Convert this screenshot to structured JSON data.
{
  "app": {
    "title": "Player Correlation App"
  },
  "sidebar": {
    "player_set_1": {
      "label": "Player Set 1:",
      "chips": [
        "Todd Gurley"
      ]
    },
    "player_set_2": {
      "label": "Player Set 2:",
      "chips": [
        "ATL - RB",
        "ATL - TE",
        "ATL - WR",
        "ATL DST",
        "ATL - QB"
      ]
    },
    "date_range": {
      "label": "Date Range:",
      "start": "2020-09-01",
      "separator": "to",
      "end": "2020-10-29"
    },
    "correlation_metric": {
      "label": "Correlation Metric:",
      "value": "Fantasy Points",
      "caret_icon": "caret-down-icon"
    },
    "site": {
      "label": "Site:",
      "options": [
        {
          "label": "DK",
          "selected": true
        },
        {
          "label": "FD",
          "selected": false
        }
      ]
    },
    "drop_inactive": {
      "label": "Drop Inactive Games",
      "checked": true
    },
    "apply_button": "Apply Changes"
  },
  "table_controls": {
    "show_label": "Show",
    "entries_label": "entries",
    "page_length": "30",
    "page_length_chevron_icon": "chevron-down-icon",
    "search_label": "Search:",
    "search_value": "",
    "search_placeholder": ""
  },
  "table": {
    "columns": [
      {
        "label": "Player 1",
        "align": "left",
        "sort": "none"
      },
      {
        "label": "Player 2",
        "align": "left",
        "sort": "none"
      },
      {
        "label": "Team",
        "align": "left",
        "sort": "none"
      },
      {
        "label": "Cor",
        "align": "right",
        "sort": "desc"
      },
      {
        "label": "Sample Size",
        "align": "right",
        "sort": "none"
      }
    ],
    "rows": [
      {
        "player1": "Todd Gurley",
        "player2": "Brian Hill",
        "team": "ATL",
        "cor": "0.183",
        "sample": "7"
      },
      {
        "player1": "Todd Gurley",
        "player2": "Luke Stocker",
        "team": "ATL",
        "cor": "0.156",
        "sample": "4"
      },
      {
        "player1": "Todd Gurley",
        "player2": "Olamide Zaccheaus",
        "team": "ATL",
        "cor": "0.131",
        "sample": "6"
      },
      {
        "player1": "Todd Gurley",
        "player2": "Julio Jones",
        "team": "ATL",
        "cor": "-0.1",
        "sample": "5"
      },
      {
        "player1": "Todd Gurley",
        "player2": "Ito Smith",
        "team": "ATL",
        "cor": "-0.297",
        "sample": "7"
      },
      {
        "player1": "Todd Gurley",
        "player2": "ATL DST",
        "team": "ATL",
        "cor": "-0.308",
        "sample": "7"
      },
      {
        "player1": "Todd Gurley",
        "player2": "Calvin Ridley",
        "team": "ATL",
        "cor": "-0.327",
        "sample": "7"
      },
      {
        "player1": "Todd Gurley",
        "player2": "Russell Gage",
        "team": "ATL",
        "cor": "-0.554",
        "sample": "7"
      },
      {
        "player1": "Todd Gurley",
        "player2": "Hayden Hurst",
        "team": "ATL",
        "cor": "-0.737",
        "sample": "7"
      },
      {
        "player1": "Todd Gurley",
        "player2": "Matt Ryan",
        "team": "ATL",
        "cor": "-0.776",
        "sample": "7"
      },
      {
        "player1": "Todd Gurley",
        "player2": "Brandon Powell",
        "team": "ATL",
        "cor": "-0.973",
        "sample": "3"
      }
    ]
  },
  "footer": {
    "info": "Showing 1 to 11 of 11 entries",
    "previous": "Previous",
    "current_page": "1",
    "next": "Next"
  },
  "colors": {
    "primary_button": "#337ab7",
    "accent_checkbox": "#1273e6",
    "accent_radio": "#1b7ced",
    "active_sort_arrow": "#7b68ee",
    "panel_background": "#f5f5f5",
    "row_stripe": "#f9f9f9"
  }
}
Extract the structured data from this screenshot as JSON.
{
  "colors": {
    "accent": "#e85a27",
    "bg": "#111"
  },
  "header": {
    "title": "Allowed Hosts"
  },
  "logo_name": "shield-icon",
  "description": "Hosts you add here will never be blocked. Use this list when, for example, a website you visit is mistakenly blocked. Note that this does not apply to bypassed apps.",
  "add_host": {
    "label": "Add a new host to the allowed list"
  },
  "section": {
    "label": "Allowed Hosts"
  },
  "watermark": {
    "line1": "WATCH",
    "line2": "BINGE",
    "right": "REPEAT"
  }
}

§ §

#### YOUR GOAL:
Set down every record above exactly as given.

#### SOLVED EXERCISE:
Convert this screenshot to structured JSON data.
{
  "app": {
    "title": "Player Correlation App"
  },
  "sidebar": {
    "player_set_1": {
      "label": "Player Set 1:",
      "chips": [
        "Todd Gurley"
      ]
    },
    "player_set_2": {
      "label": "Player Set 2:",
      "chips": [
        "ATL - RB",
        "ATL - TE",
        "ATL - WR",
        "ATL DST",
        "ATL - QB"
      ]
    },
    "date_range": {
      "label": "Date Range:",
      "start": "2020-09-01",
      "separator": "to",
      "end": "2020-10-29"
    },
    "correlation_metric": {
      "label": "Correlation Metric:",
      "value": "Fantasy Points",
      "caret_icon": "caret-down-icon"
    },
    "site": {
      "label": "Site:",
      "options": [
        {
          "label": "DK",
          "selected": true
        },
        {
          "label": "FD",
          "selected": false
        }
      ]
    },
    "drop_inactive": {
      "label": "Drop Inactive Games",
      "checked": true
    },
    "apply_button": "Apply Changes"
  },
  "table_controls": {
    "show_label": "Show",
    "entries_label": "entries",
    "page_length": "30",
    "page_length_chevron_icon": "chevron-down-icon",
    "search_label": "Search:",
    "search_value": "",
    "search_placeholder": ""
  },
  "table": {
    "columns": [
      {
        "label": "Player 1",
        "align": "left",
        "sort": "none"
      },
      {
        "label": "Player 2",
        "align": "left",
        "sort": "none"
      },
      {
        "label": "Team",
        "align": "left",
        "sort": "none"
      },
      {
        "label": "Cor",
        "align": "right",
        "sort": "desc"
      },
      {
        "label": "Sample Size",
        "align": "right",
        "sort": "none"
      }
    ],
    "rows": [
      {
        "player1": "Todd Gurley",
        "player2": "Brian Hill",
        "team": "ATL",
        "cor": "0.183",
        "sample": "7"
      },
      {
        "player1": "Todd Gurley",
        "player2": "Luke Stocker",
        "team": "ATL",
        "cor": "0.156",
        "sample": "4"
      },
      {
        "player1": "Todd Gurley",
        "player2": "Olamide Zaccheaus",
        "team": "ATL",
        "cor": "0.131",
        "sample": "6"
      },
      {
        "player1": "Todd Gurley",
        "player2": "Julio Jones",
        "team": "ATL",
        "cor": "-0.1",
        "sample": "5"
      },
      {
        "player1": "Todd Gurley",
        "player2": "Ito Smith",
        "team": "ATL",
        "cor": "-0.297",
        "sample": "7"
      },
      {
        "player1": "Todd Gurley",
        "player2": "ATL DST",
        "team": "ATL",
        "cor": "-0.308",
        "sample": "7"
      },
      {
        "player1": "Todd Gurley",
        "player2": "Calvin Ridley",
        "team": "ATL",
        "cor": "-0.327",
        "sample": "7"
      },
      {
        "player1": "Todd Gurley",
        "player2": "Russell Gage",
        "team": "ATL",
        "cor": "-0.554",
        "sample": "7"
      },
      {
        "player1": "Todd Gurley",
        "player2": "Hayden Hurst",
        "team": "ATL",
        "cor": "-0.737",
        "sample": "7"
      },
      {
        "player1": "Todd Gurley",
        "player2": "Matt Ryan",
        "team": "ATL",
        "cor": "-0.776",
        "sample": "7"
      },
      {
        "player1": "Todd Gurley",
        "player2": "Brandon Powell",
        "team": "ATL",
        "cor": "-0.973",
        "sample": "3"
      }
    ]
  },
  "footer": {
    "info": "Showing 1 to 11 of 11 entries",
    "previous": "Previous",
    "current_page": "1",
    "next": "Next"
  },
  "colors": {
    "primary_button": "#337ab7",
    "accent_checkbox": "#1273e6",
    "accent_radio": "#1b7ced",
    "active_sort_arrow": "#7b68ee",
    "panel_background": "#f5f5f5",
    "row_stripe": "#f9f9f9"
  }
}
Extract the structured data from this screenshot as JSON.
{
  "colors": {
    "accent": "#e85a27",
    "bg": "#111"
  },
  "header": {
    "title": "Allowed Hosts"
  },
  "logo_name": "shield-icon",
  "description": "Hosts you add here will never be blocked. Use this list when, for example, a website you visit is mistakenly blocked. Note that this does not apply to bypassed apps.",
  "add_host": {
    "label": "Add a new host to the allowed list"
  },
  "section": {
    "label": "Allowed Hosts"
  },
  "watermark": {
    "line1": "WATCH",
    "line2": "BINGE",
    "right": "REPEAT"
  }
}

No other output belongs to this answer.